• _The exercise_:
In the excerpt below about owning a BMW E90, how many miles were on the Z4 Coupe when the writer bought it?

• _Excerpt_:
Now I'm at the same place with the E90, it's near 12 years old and 340,000 miles (just turned last night). But now it really is the last of the classic BMW format as you stated, great handling, I6, manual trans, RWD sports sedan, which is the only thing that has ever drawn me to BMW, which this makes me want to never part with the E90. I had never planned on driving the E90 175 miles a day when I bought it, but I changed jobs and doubled my commute about 18 months after I bought the E90. Again, I didn't want a 2nd car sitting around, so I didn't by something like a hybrid, which I did consider at the time. Plus, it's not like an E90 325i is a Ferrari or anything; it's a daily driver. Also, I figured I'd wear out the E90 in 8 years or so at 250,000 miles and buy BMW's next 3 series with great handling, a naturally-aspirated I6, manual trans with rear wheel drive. Presidents get elected, ridiculous EPA 52 MPG fuel mileage standards get mandated. Then BMW comes out with the F30... and I was WTF, where'd the 3-series go? So being the E90 was getting long in the tooth and I anticipated weeks of down time for repairs and trying to keep the miles down, I picked up a Z4 Coupe three years ago. The Z4 had 23K on it when I bought it. It's since collected another 52,000 since then. And I thought I'd want to drive it more than I do as a 2nd daily driver, but IT is now a rare BMW classic, irreplaceable since the NA I6 is dead and BMW needs Toyota to build the next Z. Again WTF BMW?... Toyota... OMFG.

• _Given data_:
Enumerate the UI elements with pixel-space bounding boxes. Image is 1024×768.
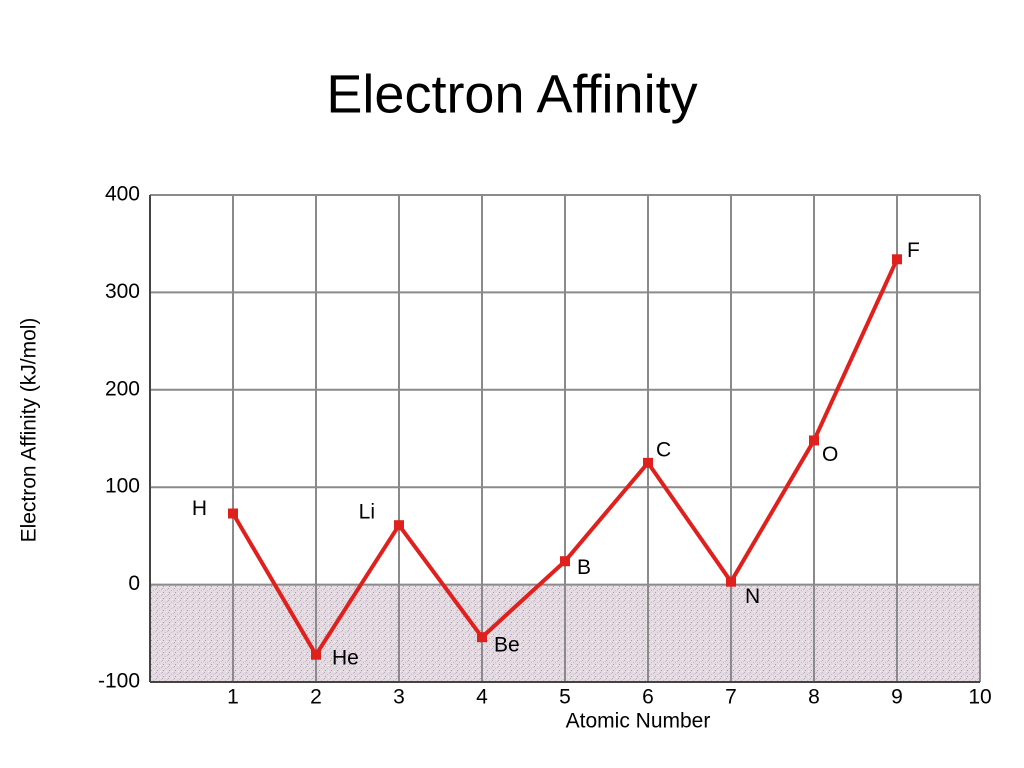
point-label: F	[907, 239, 920, 262]
point-label: H	[192, 497, 207, 520]
point-label: B	[577, 556, 591, 579]
data-point	[643, 457, 653, 468]
data-point	[809, 435, 819, 446]
point-label: Be	[494, 634, 520, 657]
data-point	[726, 576, 736, 587]
point-label: C	[656, 438, 671, 461]
y-tick-label: 200	[105, 377, 140, 400]
x-tick-label: 3	[393, 686, 405, 709]
data-point	[311, 649, 321, 660]
x-tick-label: 8	[808, 686, 820, 709]
chart-title: Electron Affinity	[326, 64, 697, 124]
data-point	[892, 254, 902, 265]
y-tick-label: 400	[105, 183, 140, 206]
x-tick-label: 2	[310, 686, 322, 709]
data-point	[394, 520, 404, 531]
data-point	[560, 556, 570, 567]
y-tick-label: -100	[98, 670, 140, 693]
point-label: Li	[359, 501, 375, 524]
x-axis-label: Atomic Number	[566, 710, 711, 733]
y-tick-label: 300	[105, 280, 140, 303]
y-tick-label: 100	[105, 475, 140, 498]
x-tick-label: 1	[227, 686, 239, 709]
x-tick-label: 6	[642, 686, 654, 709]
y-tick-label: 0	[128, 572, 140, 595]
x-tick-label: 4	[476, 686, 488, 709]
x-tick-label: 9	[891, 686, 903, 709]
y-axis-label: Electron Affinity (kJ/mol)	[18, 318, 41, 543]
x-tick-label: 5	[559, 686, 571, 709]
point-label: O	[822, 443, 838, 466]
point-label: He	[332, 646, 359, 669]
point-label: N	[745, 585, 760, 608]
data-point	[477, 632, 487, 643]
x-tick-label: 7	[725, 686, 737, 709]
x-tick-label: 10	[968, 686, 991, 709]
data-point	[228, 508, 238, 519]
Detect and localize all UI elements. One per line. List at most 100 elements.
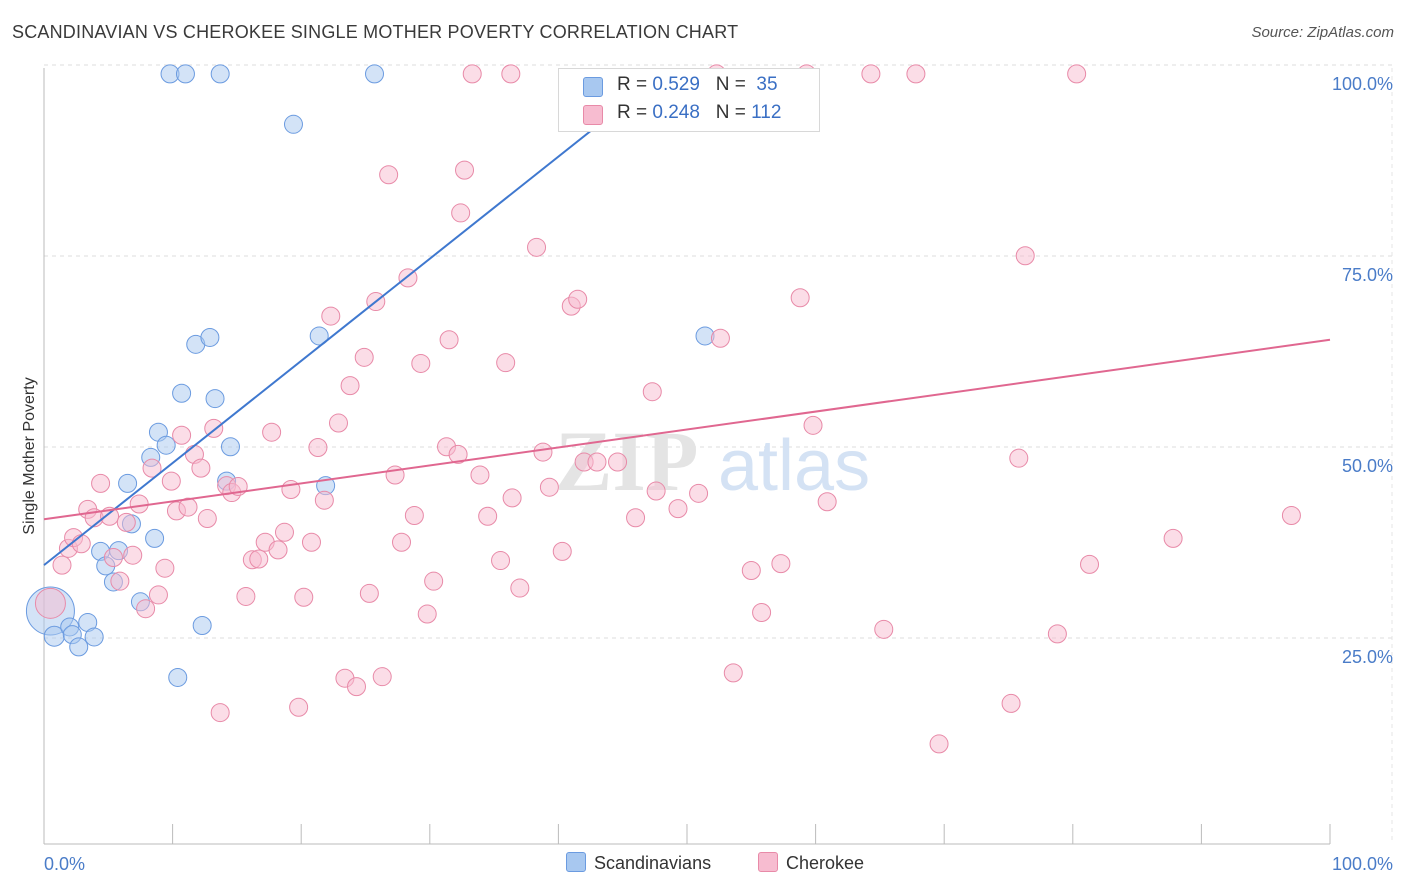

• _Finished exercise_:
It had 23K miles.